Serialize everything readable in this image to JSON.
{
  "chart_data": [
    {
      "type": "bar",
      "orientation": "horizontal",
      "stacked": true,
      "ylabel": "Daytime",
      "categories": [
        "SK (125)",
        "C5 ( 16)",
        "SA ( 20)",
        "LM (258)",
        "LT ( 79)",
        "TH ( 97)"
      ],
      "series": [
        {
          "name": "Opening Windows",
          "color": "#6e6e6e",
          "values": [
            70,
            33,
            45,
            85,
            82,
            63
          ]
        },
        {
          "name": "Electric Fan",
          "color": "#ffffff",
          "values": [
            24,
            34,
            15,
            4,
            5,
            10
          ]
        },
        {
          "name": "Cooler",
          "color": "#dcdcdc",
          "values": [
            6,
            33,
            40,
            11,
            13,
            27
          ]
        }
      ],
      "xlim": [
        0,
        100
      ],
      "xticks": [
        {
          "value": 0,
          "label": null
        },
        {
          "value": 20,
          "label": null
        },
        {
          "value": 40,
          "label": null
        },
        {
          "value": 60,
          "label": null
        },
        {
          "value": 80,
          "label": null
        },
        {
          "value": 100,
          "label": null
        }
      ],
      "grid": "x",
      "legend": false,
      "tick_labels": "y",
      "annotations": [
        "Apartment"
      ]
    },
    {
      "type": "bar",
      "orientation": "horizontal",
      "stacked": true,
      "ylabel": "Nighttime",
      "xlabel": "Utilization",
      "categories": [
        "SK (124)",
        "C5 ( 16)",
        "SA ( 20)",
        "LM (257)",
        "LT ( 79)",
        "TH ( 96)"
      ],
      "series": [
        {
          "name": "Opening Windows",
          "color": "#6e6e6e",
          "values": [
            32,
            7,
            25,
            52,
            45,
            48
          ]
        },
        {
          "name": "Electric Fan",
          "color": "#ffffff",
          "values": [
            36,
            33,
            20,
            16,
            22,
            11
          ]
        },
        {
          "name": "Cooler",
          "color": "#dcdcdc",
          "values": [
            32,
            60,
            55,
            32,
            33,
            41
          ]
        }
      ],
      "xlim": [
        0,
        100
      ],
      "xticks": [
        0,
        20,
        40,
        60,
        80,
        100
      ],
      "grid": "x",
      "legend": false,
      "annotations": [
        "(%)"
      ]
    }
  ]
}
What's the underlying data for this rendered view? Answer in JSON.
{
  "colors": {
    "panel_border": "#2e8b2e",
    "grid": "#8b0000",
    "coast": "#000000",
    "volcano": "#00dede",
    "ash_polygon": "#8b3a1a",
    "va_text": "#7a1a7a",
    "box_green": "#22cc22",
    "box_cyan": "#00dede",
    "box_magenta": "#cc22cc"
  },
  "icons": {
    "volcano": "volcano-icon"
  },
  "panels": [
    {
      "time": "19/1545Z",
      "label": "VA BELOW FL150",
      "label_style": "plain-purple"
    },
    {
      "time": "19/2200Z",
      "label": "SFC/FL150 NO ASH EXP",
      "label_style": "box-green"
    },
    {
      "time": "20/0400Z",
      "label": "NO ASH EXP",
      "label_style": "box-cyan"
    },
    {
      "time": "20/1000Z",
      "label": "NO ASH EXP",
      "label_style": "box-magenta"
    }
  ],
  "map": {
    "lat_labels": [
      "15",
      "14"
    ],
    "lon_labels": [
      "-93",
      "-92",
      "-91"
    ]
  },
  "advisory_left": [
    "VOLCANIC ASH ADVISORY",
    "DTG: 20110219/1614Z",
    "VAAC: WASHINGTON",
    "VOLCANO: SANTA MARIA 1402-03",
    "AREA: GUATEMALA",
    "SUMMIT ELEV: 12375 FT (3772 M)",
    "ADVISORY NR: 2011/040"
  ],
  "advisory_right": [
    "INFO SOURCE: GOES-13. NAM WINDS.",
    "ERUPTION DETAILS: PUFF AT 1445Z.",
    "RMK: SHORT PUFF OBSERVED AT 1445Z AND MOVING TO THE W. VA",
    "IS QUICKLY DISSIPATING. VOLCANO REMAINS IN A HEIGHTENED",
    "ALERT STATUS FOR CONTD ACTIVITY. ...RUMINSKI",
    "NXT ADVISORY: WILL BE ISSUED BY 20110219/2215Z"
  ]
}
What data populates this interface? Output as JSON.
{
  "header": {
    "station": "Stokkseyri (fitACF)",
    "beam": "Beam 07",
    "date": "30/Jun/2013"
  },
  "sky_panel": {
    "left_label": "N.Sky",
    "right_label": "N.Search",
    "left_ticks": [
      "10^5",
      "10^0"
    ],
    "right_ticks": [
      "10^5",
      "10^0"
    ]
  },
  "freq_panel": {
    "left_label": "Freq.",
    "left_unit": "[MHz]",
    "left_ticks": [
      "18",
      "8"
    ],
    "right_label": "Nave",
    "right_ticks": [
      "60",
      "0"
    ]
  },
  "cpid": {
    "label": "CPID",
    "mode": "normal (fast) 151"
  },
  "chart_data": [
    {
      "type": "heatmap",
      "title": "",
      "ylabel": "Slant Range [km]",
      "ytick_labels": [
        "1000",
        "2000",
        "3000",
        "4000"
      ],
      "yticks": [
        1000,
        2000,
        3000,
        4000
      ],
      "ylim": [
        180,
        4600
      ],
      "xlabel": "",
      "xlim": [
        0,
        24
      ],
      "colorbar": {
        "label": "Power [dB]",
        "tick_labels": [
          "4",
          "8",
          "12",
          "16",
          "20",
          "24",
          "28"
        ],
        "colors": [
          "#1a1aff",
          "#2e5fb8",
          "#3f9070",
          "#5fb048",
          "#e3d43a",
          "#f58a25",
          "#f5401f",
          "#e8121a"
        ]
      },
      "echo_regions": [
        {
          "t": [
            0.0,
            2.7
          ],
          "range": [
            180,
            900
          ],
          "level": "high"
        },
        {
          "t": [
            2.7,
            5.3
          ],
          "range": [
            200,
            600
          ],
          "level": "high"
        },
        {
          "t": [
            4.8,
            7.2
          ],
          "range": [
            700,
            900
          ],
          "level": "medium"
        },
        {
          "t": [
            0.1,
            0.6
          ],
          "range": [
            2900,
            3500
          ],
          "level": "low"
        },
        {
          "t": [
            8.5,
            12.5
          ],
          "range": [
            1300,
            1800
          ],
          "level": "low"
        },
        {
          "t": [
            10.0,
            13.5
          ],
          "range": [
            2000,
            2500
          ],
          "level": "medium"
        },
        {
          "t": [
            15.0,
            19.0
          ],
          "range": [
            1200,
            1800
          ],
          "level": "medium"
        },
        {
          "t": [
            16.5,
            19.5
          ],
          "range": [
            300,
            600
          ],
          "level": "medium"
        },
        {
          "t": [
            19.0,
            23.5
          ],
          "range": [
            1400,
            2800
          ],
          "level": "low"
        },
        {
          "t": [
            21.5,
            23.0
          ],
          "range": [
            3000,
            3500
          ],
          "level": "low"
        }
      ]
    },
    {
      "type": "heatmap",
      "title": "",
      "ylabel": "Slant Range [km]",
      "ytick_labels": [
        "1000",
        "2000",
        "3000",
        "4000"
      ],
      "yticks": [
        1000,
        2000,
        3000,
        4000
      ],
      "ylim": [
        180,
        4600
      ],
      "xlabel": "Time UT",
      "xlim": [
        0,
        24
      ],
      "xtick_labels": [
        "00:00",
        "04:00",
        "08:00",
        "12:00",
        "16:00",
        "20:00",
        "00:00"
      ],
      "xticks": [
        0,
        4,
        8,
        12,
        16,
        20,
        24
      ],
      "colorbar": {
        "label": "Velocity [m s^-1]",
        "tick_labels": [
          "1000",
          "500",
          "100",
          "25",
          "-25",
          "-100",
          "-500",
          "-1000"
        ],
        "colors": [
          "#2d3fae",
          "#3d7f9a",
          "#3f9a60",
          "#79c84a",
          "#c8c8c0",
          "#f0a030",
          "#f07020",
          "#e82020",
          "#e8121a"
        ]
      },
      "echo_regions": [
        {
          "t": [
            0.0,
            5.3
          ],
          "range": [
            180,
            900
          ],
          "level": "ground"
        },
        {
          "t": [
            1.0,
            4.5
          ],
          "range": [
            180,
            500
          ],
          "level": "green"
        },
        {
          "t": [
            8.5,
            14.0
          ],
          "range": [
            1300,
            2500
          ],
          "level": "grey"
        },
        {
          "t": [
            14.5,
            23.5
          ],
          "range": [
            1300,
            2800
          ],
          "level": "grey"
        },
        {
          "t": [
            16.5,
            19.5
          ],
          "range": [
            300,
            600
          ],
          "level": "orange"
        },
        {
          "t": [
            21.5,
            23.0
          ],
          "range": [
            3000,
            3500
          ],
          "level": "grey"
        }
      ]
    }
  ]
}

------------------------

> Stated goal
Only lines holding the string "PUFF" are wanted; gather each one from the entries above.

> Final answer
    "ERUPTION DETAILS: PUFF AT 1445Z.",
    "RMK: SHORT PUFF OBSERVED AT 1445Z AND MOVING TO THE W. VA",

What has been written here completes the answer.